Print the entire listing. Each line must match the original exactly.

BEGIN THE RECORDS

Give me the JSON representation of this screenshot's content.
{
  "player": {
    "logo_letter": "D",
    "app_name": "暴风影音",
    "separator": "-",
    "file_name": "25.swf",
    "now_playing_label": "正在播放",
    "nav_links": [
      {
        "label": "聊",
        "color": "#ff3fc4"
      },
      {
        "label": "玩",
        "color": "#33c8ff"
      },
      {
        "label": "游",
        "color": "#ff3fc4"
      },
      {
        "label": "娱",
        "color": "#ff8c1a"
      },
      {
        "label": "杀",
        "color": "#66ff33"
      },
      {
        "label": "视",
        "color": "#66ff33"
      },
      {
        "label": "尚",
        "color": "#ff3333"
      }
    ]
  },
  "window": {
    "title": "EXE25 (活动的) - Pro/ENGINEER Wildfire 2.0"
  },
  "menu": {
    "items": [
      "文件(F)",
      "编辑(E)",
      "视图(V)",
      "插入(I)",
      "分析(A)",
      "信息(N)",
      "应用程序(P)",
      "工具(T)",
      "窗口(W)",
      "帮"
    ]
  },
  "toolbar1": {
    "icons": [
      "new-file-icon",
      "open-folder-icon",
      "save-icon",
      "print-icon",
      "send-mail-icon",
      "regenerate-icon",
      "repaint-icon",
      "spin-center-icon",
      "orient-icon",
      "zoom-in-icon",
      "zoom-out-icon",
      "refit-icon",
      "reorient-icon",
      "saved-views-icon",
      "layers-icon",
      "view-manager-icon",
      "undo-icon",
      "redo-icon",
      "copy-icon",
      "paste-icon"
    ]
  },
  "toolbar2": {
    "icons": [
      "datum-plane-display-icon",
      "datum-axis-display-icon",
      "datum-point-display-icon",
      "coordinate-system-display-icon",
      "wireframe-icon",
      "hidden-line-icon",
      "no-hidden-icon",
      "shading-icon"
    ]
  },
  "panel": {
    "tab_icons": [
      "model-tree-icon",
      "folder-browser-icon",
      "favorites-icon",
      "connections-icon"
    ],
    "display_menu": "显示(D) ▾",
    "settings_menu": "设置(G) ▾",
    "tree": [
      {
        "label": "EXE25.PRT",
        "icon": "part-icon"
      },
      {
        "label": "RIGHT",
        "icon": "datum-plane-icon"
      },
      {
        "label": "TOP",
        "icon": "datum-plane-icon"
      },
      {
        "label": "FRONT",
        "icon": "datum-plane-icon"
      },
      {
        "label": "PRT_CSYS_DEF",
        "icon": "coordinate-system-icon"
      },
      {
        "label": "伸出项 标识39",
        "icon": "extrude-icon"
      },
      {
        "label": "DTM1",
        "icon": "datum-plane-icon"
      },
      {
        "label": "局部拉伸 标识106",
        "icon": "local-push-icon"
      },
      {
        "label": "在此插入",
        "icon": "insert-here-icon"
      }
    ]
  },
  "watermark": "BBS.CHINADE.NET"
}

END THE RECORDS

> [EXERCISE RESPONSE]:
Give me the JSON representation of this screenshot's content.
{
  "player": {
    "logo_letter": "D",
    "app_name": "暴风影音",
    "separator": "-",
    "file_name": "25.swf",
    "now_playing_label": "正在播放",
    "nav_links": [
      {
        "label": "聊",
        "color": "#ff3fc4"
      },
      {
        "label": "玩",
        "color": "#33c8ff"
      },
      {
        "label": "游",
        "color": "#ff3fc4"
      },
      {
        "label": "娱",
        "color": "#ff8c1a"
      },
      {
        "label": "杀",
        "color": "#66ff33"
      },
      {
        "label": "视",
        "color": "#66ff33"
      },
      {
        "label": "尚",
        "color": "#ff3333"
      }
    ]
  },
  "window": {
    "title": "EXE25 (活动的) - Pro/ENGINEER Wildfire 2.0"
  },
  "menu": {
    "items": [
      "文件(F)",
      "编辑(E)",
      "视图(V)",
      "插入(I)",
      "分析(A)",
      "信息(N)",
      "应用程序(P)",
      "工具(T)",
      "窗口(W)",
      "帮"
    ]
  },
  "toolbar1": {
    "icons": [
      "new-file-icon",
      "open-folder-icon",
      "save-icon",
      "print-icon",
      "send-mail-icon",
      "regenerate-icon",
      "repaint-icon",
      "spin-center-icon",
      "orient-icon",
      "zoom-in-icon",
      "zoom-out-icon",
      "refit-icon",
      "reorient-icon",
      "saved-views-icon",
      "layers-icon",
      "view-manager-icon",
      "undo-icon",
      "redo-icon",
      "copy-icon",
      "paste-icon"
    ]
  },
  "toolbar2": {
    "icons": [
      "datum-plane-display-icon",
      "datum-axis-display-icon",
      "datum-point-display-icon",
      "coordinate-system-display-icon",
      "wireframe-icon",
      "hidden-line-icon",
      "no-hidden-icon",
      "shading-icon"
    ]
  },
  "panel": {
    "tab_icons": [
      "model-tree-icon",
      "folder-browser-icon",
      "favorites-icon",
      "connections-icon"
    ],
    "display_menu": "显示(D) ▾",
    "settings_menu": "设置(G) ▾",
    "tree": [
      {
        "label": "EXE25.PRT",
        "icon": "part-icon"
      },
      {
        "label": "RIGHT",
        "icon": "datum-plane-icon"
      },
      {
        "label": "TOP",
        "icon": "datum-plane-icon"
      },
      {
        "label": "FRONT",
        "icon": "datum-plane-icon"
      },
      {
        "label": "PRT_CSYS_DEF",
        "icon": "coordinate-system-icon"
      },
      {
        "label": "伸出项 标识39",
        "icon": "extrude-icon"
      },
      {
        "label": "DTM1",
        "icon": "datum-plane-icon"
      },
      {
        "label": "局部拉伸 标识106",
        "icon": "local-push-icon"
      },
      {
        "label": "在此插入",
        "icon": "insert-here-icon"
      }
    ]
  },
  "watermark": "BBS.CHINADE.NET"
}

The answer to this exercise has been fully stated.